**Stated problem:** What follows is a block of records; reproduce all of it verbatim.

(Chart and figure data)
"""

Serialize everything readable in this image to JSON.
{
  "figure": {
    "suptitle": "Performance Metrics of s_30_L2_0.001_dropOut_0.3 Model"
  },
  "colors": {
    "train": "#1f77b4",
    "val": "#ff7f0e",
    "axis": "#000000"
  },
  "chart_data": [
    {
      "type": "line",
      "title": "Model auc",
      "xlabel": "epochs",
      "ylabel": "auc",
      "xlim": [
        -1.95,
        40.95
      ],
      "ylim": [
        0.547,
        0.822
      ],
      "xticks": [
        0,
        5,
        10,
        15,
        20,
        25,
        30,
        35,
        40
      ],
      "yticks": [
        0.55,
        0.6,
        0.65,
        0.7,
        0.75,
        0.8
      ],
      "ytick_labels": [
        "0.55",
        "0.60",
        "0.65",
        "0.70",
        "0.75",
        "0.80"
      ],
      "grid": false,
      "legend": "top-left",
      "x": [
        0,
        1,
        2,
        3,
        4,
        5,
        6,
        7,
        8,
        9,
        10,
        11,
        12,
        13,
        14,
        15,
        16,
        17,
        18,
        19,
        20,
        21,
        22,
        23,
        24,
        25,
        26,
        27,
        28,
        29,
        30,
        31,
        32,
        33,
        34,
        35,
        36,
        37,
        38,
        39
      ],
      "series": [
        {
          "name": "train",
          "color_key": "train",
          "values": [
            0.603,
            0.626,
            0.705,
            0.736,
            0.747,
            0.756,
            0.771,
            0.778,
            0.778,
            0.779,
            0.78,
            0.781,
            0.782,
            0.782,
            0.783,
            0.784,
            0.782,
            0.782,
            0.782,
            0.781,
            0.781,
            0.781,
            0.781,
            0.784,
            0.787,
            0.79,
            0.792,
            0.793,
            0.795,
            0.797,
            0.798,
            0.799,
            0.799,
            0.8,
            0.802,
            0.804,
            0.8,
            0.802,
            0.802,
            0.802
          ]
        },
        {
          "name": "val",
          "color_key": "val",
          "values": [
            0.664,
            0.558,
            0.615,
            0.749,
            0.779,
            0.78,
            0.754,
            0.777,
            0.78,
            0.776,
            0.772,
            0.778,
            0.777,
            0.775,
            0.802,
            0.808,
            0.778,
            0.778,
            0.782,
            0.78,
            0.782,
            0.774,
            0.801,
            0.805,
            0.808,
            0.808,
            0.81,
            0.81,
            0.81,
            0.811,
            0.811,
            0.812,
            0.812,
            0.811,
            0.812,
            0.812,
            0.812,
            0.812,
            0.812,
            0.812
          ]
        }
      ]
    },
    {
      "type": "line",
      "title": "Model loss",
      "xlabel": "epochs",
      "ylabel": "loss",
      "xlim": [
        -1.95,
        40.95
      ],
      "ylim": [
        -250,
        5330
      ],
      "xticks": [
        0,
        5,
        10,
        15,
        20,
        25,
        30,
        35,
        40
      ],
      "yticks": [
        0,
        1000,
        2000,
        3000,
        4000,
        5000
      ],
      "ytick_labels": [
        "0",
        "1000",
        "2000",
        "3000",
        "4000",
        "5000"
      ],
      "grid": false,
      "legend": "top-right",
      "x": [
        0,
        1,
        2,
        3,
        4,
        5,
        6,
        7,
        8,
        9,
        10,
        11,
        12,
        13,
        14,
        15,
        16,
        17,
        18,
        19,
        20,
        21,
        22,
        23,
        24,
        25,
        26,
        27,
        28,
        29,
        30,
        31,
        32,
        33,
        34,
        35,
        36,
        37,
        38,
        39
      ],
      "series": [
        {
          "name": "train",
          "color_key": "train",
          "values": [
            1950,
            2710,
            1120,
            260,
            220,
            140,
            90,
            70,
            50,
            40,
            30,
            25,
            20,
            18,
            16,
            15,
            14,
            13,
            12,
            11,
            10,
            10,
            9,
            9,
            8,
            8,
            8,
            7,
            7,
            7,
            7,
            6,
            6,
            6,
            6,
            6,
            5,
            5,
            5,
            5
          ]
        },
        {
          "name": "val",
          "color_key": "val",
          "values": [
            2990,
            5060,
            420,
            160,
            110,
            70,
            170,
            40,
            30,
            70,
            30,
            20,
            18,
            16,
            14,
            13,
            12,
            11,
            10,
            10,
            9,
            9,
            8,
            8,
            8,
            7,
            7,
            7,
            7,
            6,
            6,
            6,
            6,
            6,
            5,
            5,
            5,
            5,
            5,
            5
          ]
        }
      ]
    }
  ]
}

"""

**Expected output:**
Serialize everything readable in this image to JSON.
{
  "figure": {
    "suptitle": "Performance Metrics of s_30_L2_0.001_dropOut_0.3 Model"
  },
  "colors": {
    "train": "#1f77b4",
    "val": "#ff7f0e",
    "axis": "#000000"
  },
  "chart_data": [
    {
      "type": "line",
      "title": "Model auc",
      "xlabel": "epochs",
      "ylabel": "auc",
      "xlim": [
        -1.95,
        40.95
      ],
      "ylim": [
        0.547,
        0.822
      ],
      "xticks": [
        0,
        5,
        10,
        15,
        20,
        25,
        30,
        35,
        40
      ],
      "yticks": [
        0.55,
        0.6,
        0.65,
        0.7,
        0.75,
        0.8
      ],
      "ytick_labels": [
        "0.55",
        "0.60",
        "0.65",
        "0.70",
        "0.75",
        "0.80"
      ],
      "grid": false,
      "legend": "top-left",
      "x": [
        0,
        1,
        2,
        3,
        4,
        5,
        6,
        7,
        8,
        9,
        10,
        11,
        12,
        13,
        14,
        15,
        16,
        17,
        18,
        19,
        20,
        21,
        22,
        23,
        24,
        25,
        26,
        27,
        28,
        29,
        30,
        31,
        32,
        33,
        34,
        35,
        36,
        37,
        38,
        39
      ],
      "series": [
        {
          "name": "train",
          "color_key": "train",
          "values": [
            0.603,
            0.626,
            0.705,
            0.736,
            0.747,
            0.756,
            0.771,
            0.778,
            0.778,
            0.779,
            0.78,
            0.781,
            0.782,
            0.782,
            0.783,
            0.784,
            0.782,
            0.782,
            0.782,
            0.781,
            0.781,
            0.781,
            0.781,
            0.784,
            0.787,
            0.79,
            0.792,
            0.793,
            0.795,
            0.797,
            0.798,
            0.799,
            0.799,
            0.8,
            0.802,
            0.804,
            0.8,
            0.802,
            0.802,
            0.802
          ]
        },
        {
          "name": "val",
          "color_key": "val",
          "values": [
            0.664,
            0.558,
            0.615,
            0.749,
            0.779,
            0.78,
            0.754,
            0.777,
            0.78,
            0.776,
            0.772,
            0.778,
            0.777,
            0.775,
            0.802,
            0.808,
            0.778,
            0.778,
            0.782,
            0.78,
            0.782,
            0.774,
            0.801,
            0.805,
            0.808,
            0.808,
            0.81,
            0.81,
            0.81,
            0.811,
            0.811,
            0.812,
            0.812,
            0.811,
            0.812,
            0.812,
            0.812,
            0.812,
            0.812,
            0.812
          ]
        }
      ]
    },
    {
      "type": "line",
      "title": "Model loss",
      "xlabel": "epochs",
      "ylabel": "loss",
      "xlim": [
        -1.95,
        40.95
      ],
      "ylim": [
        -250,
        5330
      ],
      "xticks": [
        0,
        5,
        10,
        15,
        20,
        25,
        30,
        35,
        40
      ],
      "yticks": [
        0,
        1000,
        2000,
        3000,
        4000,
        5000
      ],
      "ytick_labels": [
        "0",
        "1000",
        "2000",
        "3000",
        "4000",
        "5000"
      ],
      "grid": false,
      "legend": "top-right",
      "x": [
        0,
        1,
        2,
        3,
        4,
        5,
        6,
        7,
        8,
        9,
        10,
        11,
        12,
        13,
        14,
        15,
        16,
        17,
        18,
        19,
        20,
        21,
        22,
        23,
        24,
        25,
        26,
        27,
        28,
        29,
        30,
        31,
        32,
        33,
        34,
        35,
        36,
        37,
        38,
        39
      ],
      "series": [
        {
          "name": "train",
          "color_key": "train",
          "values": [
            1950,
            2710,
            1120,
            260,
            220,
            140,
            90,
            70,
            50,
            40,
            30,
            25,
            20,
            18,
            16,
            15,
            14,
            13,
            12,
            11,
            10,
            10,
            9,
            9,
            8,
            8,
            8,
            7,
            7,
            7,
            7,
            6,
            6,
            6,
            6,
            6,
            5,
            5,
            5,
            5
          ]
        },
        {
          "name": "val",
          "color_key": "val",
          "values": [
            2990,
            5060,
            420,
            160,
            110,
            70,
            170,
            40,
            30,
            70,
            30,
            20,
            18,
            16,
            14,
            13,
            12,
            11,
            10,
            10,
            9,
            9,
            8,
            8,
            8,
            7,
            7,
            7,
            7,
            6,
            6,
            6,
            6,
            6,
            5,
            5,
            5,
            5,
            5,
            5
          ]
        }
      ]
    }
  ]
}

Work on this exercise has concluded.